Exercise brief -> From the records below, copy every line that contains the word "können".

Data shown ->
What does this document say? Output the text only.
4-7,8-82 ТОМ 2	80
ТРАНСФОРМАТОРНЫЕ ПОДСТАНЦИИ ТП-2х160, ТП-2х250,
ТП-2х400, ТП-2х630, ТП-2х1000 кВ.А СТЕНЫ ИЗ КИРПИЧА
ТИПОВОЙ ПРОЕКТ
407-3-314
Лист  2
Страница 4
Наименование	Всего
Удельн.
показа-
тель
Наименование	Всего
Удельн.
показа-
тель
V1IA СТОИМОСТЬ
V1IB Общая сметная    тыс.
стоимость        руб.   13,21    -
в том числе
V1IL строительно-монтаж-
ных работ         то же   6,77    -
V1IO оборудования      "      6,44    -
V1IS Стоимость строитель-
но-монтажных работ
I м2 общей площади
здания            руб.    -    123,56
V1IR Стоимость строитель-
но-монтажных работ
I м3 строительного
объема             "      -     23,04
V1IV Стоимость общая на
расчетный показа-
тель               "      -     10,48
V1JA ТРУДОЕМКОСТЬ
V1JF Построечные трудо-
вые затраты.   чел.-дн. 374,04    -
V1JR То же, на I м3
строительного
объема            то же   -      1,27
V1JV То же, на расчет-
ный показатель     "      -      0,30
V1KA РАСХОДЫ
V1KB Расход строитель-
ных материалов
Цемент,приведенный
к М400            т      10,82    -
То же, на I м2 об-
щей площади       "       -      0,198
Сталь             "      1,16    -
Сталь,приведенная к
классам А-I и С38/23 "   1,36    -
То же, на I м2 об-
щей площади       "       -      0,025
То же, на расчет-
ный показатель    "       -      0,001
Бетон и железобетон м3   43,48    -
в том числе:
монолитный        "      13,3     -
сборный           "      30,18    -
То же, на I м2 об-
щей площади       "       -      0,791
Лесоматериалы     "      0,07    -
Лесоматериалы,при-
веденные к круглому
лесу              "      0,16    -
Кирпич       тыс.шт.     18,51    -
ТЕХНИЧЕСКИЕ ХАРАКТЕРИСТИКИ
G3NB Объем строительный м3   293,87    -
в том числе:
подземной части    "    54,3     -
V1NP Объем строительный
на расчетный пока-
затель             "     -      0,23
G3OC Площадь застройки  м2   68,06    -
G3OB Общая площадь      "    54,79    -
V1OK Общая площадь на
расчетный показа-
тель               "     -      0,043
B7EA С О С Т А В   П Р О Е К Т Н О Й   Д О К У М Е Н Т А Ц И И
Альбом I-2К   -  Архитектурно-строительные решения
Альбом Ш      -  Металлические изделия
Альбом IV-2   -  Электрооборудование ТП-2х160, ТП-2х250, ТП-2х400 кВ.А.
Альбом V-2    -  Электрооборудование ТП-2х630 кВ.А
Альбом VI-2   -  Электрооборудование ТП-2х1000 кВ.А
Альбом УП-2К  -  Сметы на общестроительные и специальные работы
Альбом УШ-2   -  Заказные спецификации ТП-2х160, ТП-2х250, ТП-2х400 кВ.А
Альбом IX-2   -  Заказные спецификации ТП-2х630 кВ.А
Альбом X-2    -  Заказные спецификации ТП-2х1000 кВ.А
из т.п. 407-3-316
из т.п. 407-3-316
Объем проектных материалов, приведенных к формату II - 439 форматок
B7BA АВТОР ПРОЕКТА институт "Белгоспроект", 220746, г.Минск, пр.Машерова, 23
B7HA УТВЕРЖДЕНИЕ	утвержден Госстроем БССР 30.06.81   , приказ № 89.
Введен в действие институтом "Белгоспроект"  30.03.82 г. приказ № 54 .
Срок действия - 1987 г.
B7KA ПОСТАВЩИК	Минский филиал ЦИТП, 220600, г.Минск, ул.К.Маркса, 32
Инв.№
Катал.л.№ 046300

--

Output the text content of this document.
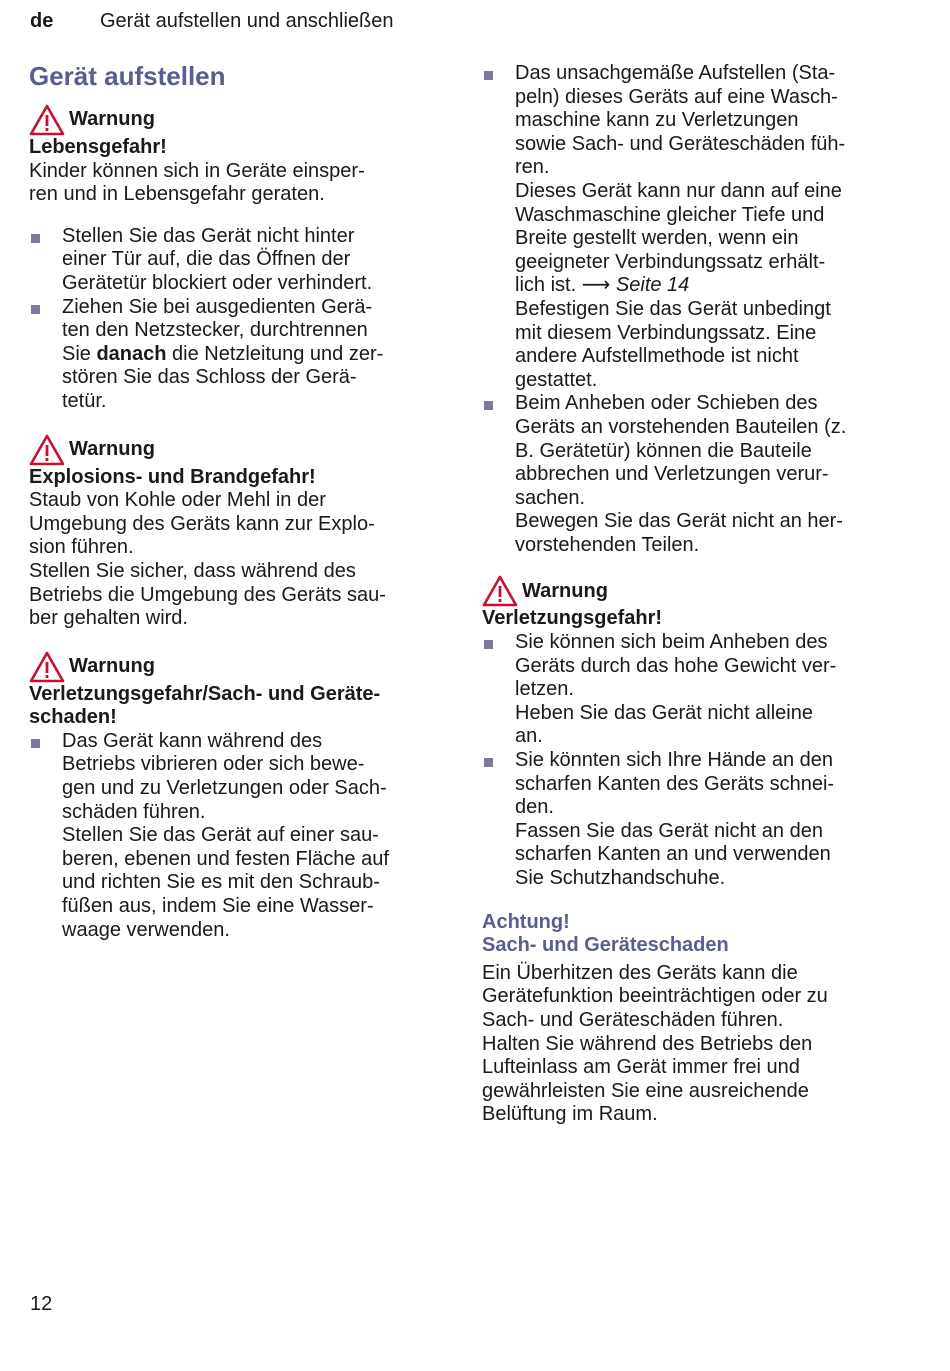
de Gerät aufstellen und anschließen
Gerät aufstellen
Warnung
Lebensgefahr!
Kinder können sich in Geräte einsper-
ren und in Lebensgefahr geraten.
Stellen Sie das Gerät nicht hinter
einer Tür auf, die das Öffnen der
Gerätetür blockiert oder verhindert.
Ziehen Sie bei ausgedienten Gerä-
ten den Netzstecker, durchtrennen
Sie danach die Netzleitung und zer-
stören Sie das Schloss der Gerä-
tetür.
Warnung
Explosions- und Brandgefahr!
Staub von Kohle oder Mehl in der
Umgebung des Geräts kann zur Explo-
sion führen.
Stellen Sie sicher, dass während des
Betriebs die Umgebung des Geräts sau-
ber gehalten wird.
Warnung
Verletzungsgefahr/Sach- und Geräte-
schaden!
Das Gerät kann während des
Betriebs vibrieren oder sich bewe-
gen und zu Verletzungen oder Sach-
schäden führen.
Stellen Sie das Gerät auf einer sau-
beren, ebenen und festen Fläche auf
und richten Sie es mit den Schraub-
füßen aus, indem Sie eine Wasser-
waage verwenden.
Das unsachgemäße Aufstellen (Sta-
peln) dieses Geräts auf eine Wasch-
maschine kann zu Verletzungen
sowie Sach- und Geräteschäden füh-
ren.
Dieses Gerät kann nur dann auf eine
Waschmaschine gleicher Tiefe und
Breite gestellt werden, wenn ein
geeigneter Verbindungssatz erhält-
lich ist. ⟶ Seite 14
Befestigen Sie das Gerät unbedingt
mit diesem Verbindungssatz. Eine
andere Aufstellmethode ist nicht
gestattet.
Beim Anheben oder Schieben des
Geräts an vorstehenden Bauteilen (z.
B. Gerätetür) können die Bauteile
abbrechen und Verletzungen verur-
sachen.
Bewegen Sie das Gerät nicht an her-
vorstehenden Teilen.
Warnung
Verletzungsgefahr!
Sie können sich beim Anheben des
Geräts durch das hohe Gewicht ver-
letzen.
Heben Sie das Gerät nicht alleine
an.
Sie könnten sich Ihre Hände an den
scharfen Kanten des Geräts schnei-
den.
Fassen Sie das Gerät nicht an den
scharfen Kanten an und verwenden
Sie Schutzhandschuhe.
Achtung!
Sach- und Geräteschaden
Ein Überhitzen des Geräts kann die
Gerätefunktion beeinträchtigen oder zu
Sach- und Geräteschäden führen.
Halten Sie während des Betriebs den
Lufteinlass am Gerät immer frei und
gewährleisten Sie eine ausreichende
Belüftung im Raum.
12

The output ->
Kinder können sich in Geräte einsper-
B. Gerätetür) können die Bauteile
Sie können sich beim Anheben des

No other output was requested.